• _Records supplied_:
----------
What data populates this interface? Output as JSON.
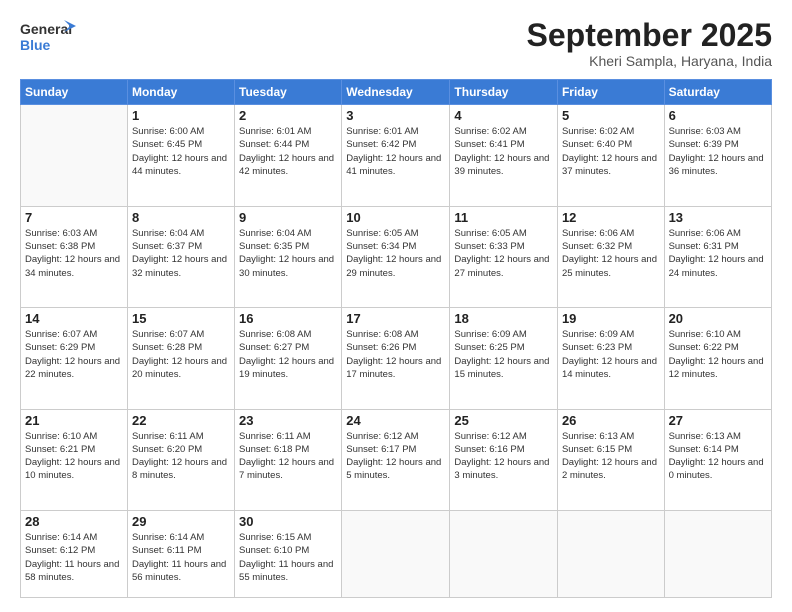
{
  "logo": {
    "line1": "General",
    "line2": "Blue"
  },
  "title": "September 2025",
  "subtitle": "Kheri Sampla, Haryana, India",
  "days_header": [
    "Sunday",
    "Monday",
    "Tuesday",
    "Wednesday",
    "Thursday",
    "Friday",
    "Saturday"
  ],
  "weeks": [
    [
      {
        "day": "",
        "empty": true
      },
      {
        "day": "1",
        "sunrise": "6:00 AM",
        "sunset": "6:45 PM",
        "daylight": "12 hours and 44 minutes."
      },
      {
        "day": "2",
        "sunrise": "6:01 AM",
        "sunset": "6:44 PM",
        "daylight": "12 hours and 42 minutes."
      },
      {
        "day": "3",
        "sunrise": "6:01 AM",
        "sunset": "6:42 PM",
        "daylight": "12 hours and 41 minutes."
      },
      {
        "day": "4",
        "sunrise": "6:02 AM",
        "sunset": "6:41 PM",
        "daylight": "12 hours and 39 minutes."
      },
      {
        "day": "5",
        "sunrise": "6:02 AM",
        "sunset": "6:40 PM",
        "daylight": "12 hours and 37 minutes."
      },
      {
        "day": "6",
        "sunrise": "6:03 AM",
        "sunset": "6:39 PM",
        "daylight": "12 hours and 36 minutes."
      }
    ],
    [
      {
        "day": "7",
        "sunrise": "6:03 AM",
        "sunset": "6:38 PM",
        "daylight": "12 hours and 34 minutes."
      },
      {
        "day": "8",
        "sunrise": "6:04 AM",
        "sunset": "6:37 PM",
        "daylight": "12 hours and 32 minutes."
      },
      {
        "day": "9",
        "sunrise": "6:04 AM",
        "sunset": "6:35 PM",
        "daylight": "12 hours and 30 minutes."
      },
      {
        "day": "10",
        "sunrise": "6:05 AM",
        "sunset": "6:34 PM",
        "daylight": "12 hours and 29 minutes."
      },
      {
        "day": "11",
        "sunrise": "6:05 AM",
        "sunset": "6:33 PM",
        "daylight": "12 hours and 27 minutes."
      },
      {
        "day": "12",
        "sunrise": "6:06 AM",
        "sunset": "6:32 PM",
        "daylight": "12 hours and 25 minutes."
      },
      {
        "day": "13",
        "sunrise": "6:06 AM",
        "sunset": "6:31 PM",
        "daylight": "12 hours and 24 minutes."
      }
    ],
    [
      {
        "day": "14",
        "sunrise": "6:07 AM",
        "sunset": "6:29 PM",
        "daylight": "12 hours and 22 minutes."
      },
      {
        "day": "15",
        "sunrise": "6:07 AM",
        "sunset": "6:28 PM",
        "daylight": "12 hours and 20 minutes."
      },
      {
        "day": "16",
        "sunrise": "6:08 AM",
        "sunset": "6:27 PM",
        "daylight": "12 hours and 19 minutes."
      },
      {
        "day": "17",
        "sunrise": "6:08 AM",
        "sunset": "6:26 PM",
        "daylight": "12 hours and 17 minutes."
      },
      {
        "day": "18",
        "sunrise": "6:09 AM",
        "sunset": "6:25 PM",
        "daylight": "12 hours and 15 minutes."
      },
      {
        "day": "19",
        "sunrise": "6:09 AM",
        "sunset": "6:23 PM",
        "daylight": "12 hours and 14 minutes."
      },
      {
        "day": "20",
        "sunrise": "6:10 AM",
        "sunset": "6:22 PM",
        "daylight": "12 hours and 12 minutes."
      }
    ],
    [
      {
        "day": "21",
        "sunrise": "6:10 AM",
        "sunset": "6:21 PM",
        "daylight": "12 hours and 10 minutes."
      },
      {
        "day": "22",
        "sunrise": "6:11 AM",
        "sunset": "6:20 PM",
        "daylight": "12 hours and 8 minutes."
      },
      {
        "day": "23",
        "sunrise": "6:11 AM",
        "sunset": "6:18 PM",
        "daylight": "12 hours and 7 minutes."
      },
      {
        "day": "24",
        "sunrise": "6:12 AM",
        "sunset": "6:17 PM",
        "daylight": "12 hours and 5 minutes."
      },
      {
        "day": "25",
        "sunrise": "6:12 AM",
        "sunset": "6:16 PM",
        "daylight": "12 hours and 3 minutes."
      },
      {
        "day": "26",
        "sunrise": "6:13 AM",
        "sunset": "6:15 PM",
        "daylight": "12 hours and 2 minutes."
      },
      {
        "day": "27",
        "sunrise": "6:13 AM",
        "sunset": "6:14 PM",
        "daylight": "12 hours and 0 minutes."
      }
    ],
    [
      {
        "day": "28",
        "sunrise": "6:14 AM",
        "sunset": "6:12 PM",
        "daylight": "11 hours and 58 minutes."
      },
      {
        "day": "29",
        "sunrise": "6:14 AM",
        "sunset": "6:11 PM",
        "daylight": "11 hours and 56 minutes."
      },
      {
        "day": "30",
        "sunrise": "6:15 AM",
        "sunset": "6:10 PM",
        "daylight": "11 hours and 55 minutes."
      },
      {
        "day": "",
        "empty": true
      },
      {
        "day": "",
        "empty": true
      },
      {
        "day": "",
        "empty": true
      },
      {
        "day": "",
        "empty": true
      }
    ]
  ]
}
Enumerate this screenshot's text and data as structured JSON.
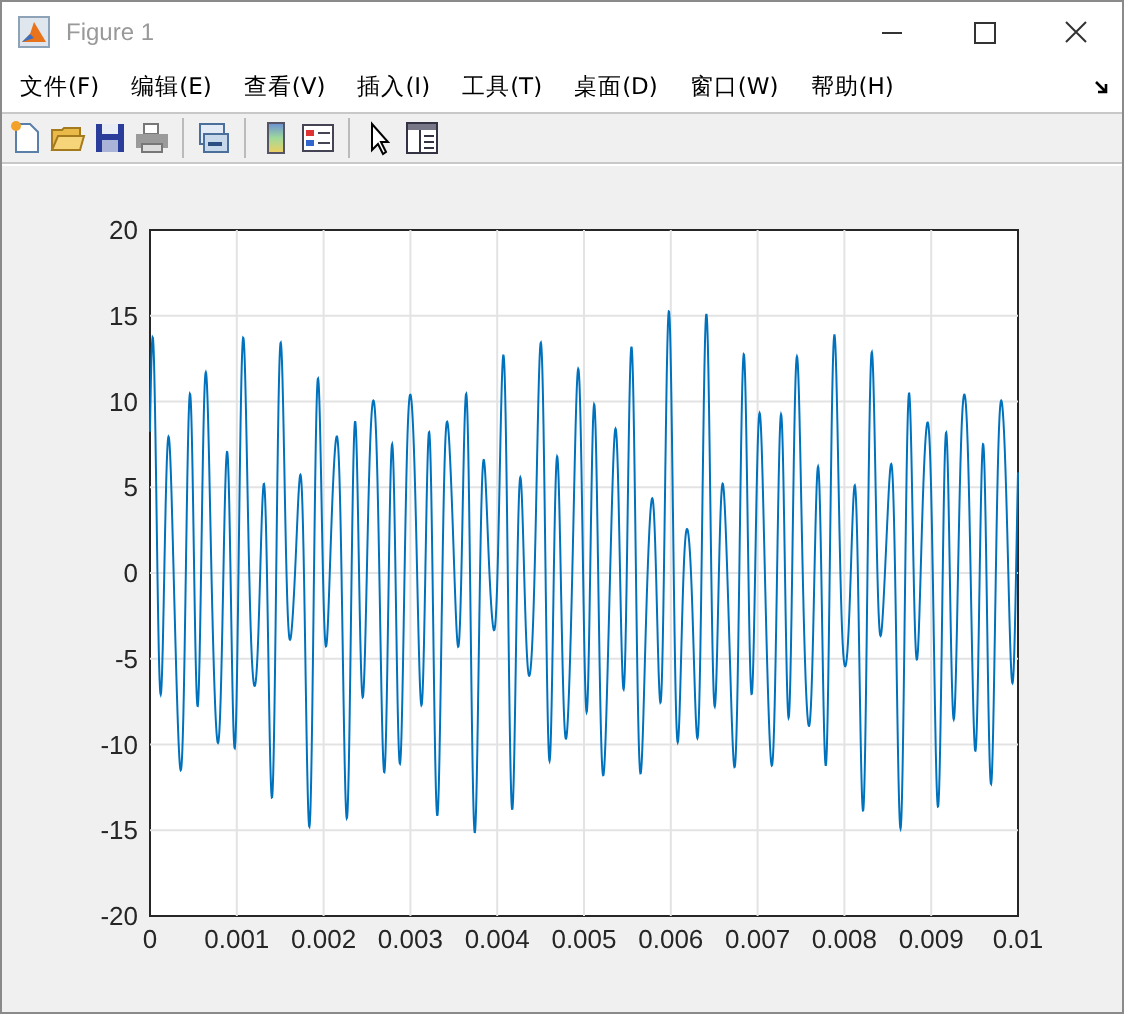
----------
• _Work instructions_:
Each line in the listing above that contains "data" should be copied.

• _Complete answer_:
What data populates this interface? Output as JSON.
Enumerate this screenshot's text and data as structured JSON.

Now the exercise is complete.